### [WORK TO DO]
Leave out the pictures and repeat the data exactly.

### [INPUT ROWS]
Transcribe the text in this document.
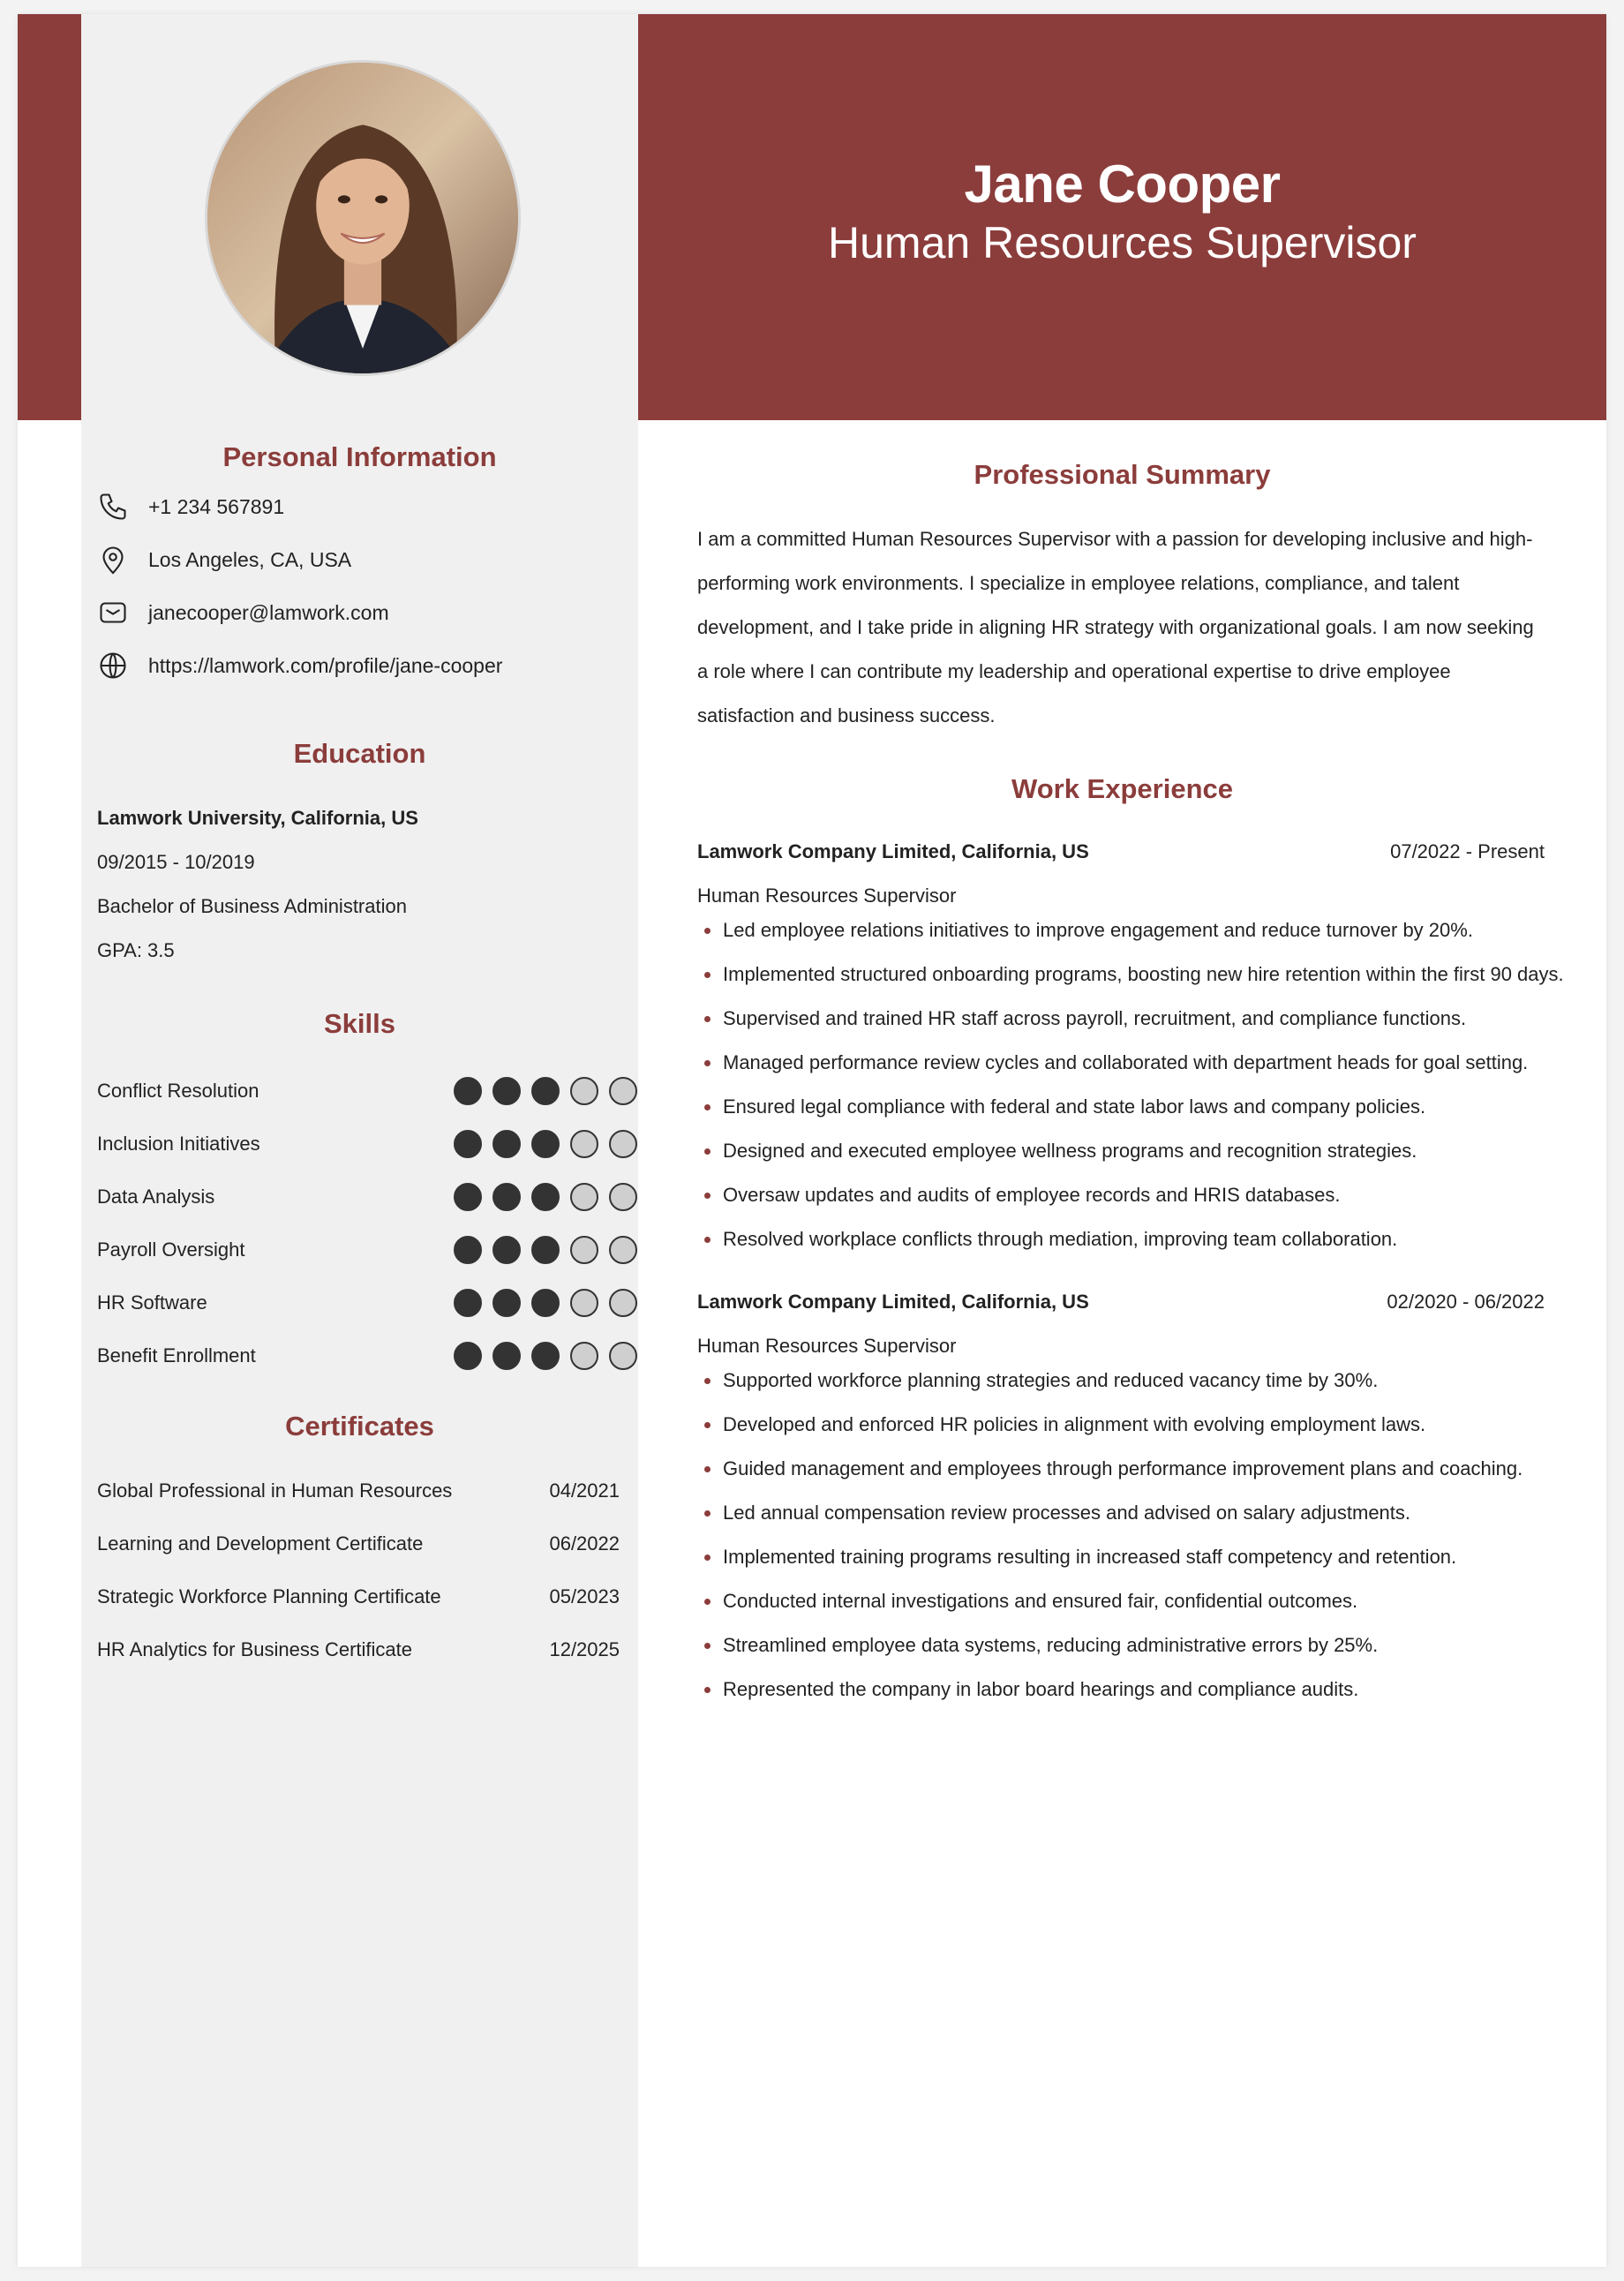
Jane Cooper
Human Resources Supervisor
Personal Information
+1 234 567891
Los Angeles, CA, USA
janecooper@lamwork.com
https://lamwork.com/profile/jane-cooper
Education
Lamwork University, California, US
09/2015 - 10/2019
Bachelor of Business Administration
GPA: 3.5
Skills
Conflict Resolution
Inclusion Initiatives
Data Analysis
Payroll Oversight
HR Software
Benefit Enrollment
Certificates
Global Professional in Human Resources	04/2021
Learning and Development Certificate	06/2022
Strategic Workforce Planning Certificate	05/2023
HR Analytics for Business Certificate	12/2025
Professional Summary
I am a committed Human Resources Supervisor with a passion for developing inclusive and high-performing work environments. I specialize in employee relations, compliance, and talent development, and I take pride in aligning HR strategy with organizational goals. I am now seeking a role where I can contribute my leadership and operational expertise to drive employee satisfaction and business success.
Work Experience
Lamwork Company Limited, California, US	07/2022 - Present
Human Resources Supervisor
Led employee relations initiatives to improve engagement and reduce turnover by 20%.
Implemented structured onboarding programs, boosting new hire retention within the first 90 days.
Supervised and trained HR staff across payroll, recruitment, and compliance functions.
Managed performance review cycles and collaborated with department heads for goal setting.
Ensured legal compliance with federal and state labor laws and company policies.
Designed and executed employee wellness programs and recognition strategies.
Oversaw updates and audits of employee records and HRIS databases.
Resolved workplace conflicts through mediation, improving team collaboration.
Lamwork Company Limited, California, US	02/2020 - 06/2022
Human Resources Supervisor
Supported workforce planning strategies and reduced vacancy time by 30%.
Developed and enforced HR policies in alignment with evolving employment laws.
Guided management and employees through performance improvement plans and coaching.
Led annual compensation review processes and advised on salary adjustments.
Implemented training programs resulting in increased staff competency and retention.
Conducted internal investigations and ensured fair, confidential outcomes.
Streamlined employee data systems, reducing administrative errors by 25%.
Represented the company in labor board hearings and compliance audits.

### [RESULT FOR THIS TASK]
Transcribe the text in this document.
Jane Cooper
Human Resources Supervisor
Personal Information
+1 234 567891
Los Angeles, CA, USA
janecooper@lamwork.com
https://lamwork.com/profile/jane-cooper
Education
Lamwork University, California, US
09/2015 - 10/2019
Bachelor of Business Administration
GPA: 3.5
Skills
Conflict Resolution
Inclusion Initiatives
Data Analysis
Payroll Oversight
HR Software
Benefit Enrollment
Certificates
Global Professional in Human Resources	04/2021
Learning and Development Certificate	06/2022
Strategic Workforce Planning Certificate	05/2023
HR Analytics for Business Certificate	12/2025
Professional Summary
I am a committed Human Resources Supervisor with a passion for developing inclusive and high-performing work environments. I specialize in employee relations, compliance, and talent development, and I take pride in aligning HR strategy with organizational goals. I am now seeking a role where I can contribute my leadership and operational expertise to drive employee satisfaction and business success.
Work Experience
Lamwork Company Limited, California, US	07/2022 - Present
Human Resources Supervisor
Led employee relations initiatives to improve engagement and reduce turnover by 20%.
Implemented structured onboarding programs, boosting new hire retention within the first 90 days.
Supervised and trained HR staff across payroll, recruitment, and compliance functions.
Managed performance review cycles and collaborated with department heads for goal setting.
Ensured legal compliance with federal and state labor laws and company policies.
Designed and executed employee wellness programs and recognition strategies.
Oversaw updates and audits of employee records and HRIS databases.
Resolved workplace conflicts through mediation, improving team collaboration.
Lamwork Company Limited, California, US	02/2020 - 06/2022
Human Resources Supervisor
Supported workforce planning strategies and reduced vacancy time by 30%.
Developed and enforced HR policies in alignment with evolving employment laws.
Guided management and employees through performance improvement plans and coaching.
Led annual compensation review processes and advised on salary adjustments.
Implemented training programs resulting in increased staff competency and retention.
Conducted internal investigations and ensured fair, confidential outcomes.
Streamlined employee data systems, reducing administrative errors by 25%.
Represented the company in labor board hearings and compliance audits.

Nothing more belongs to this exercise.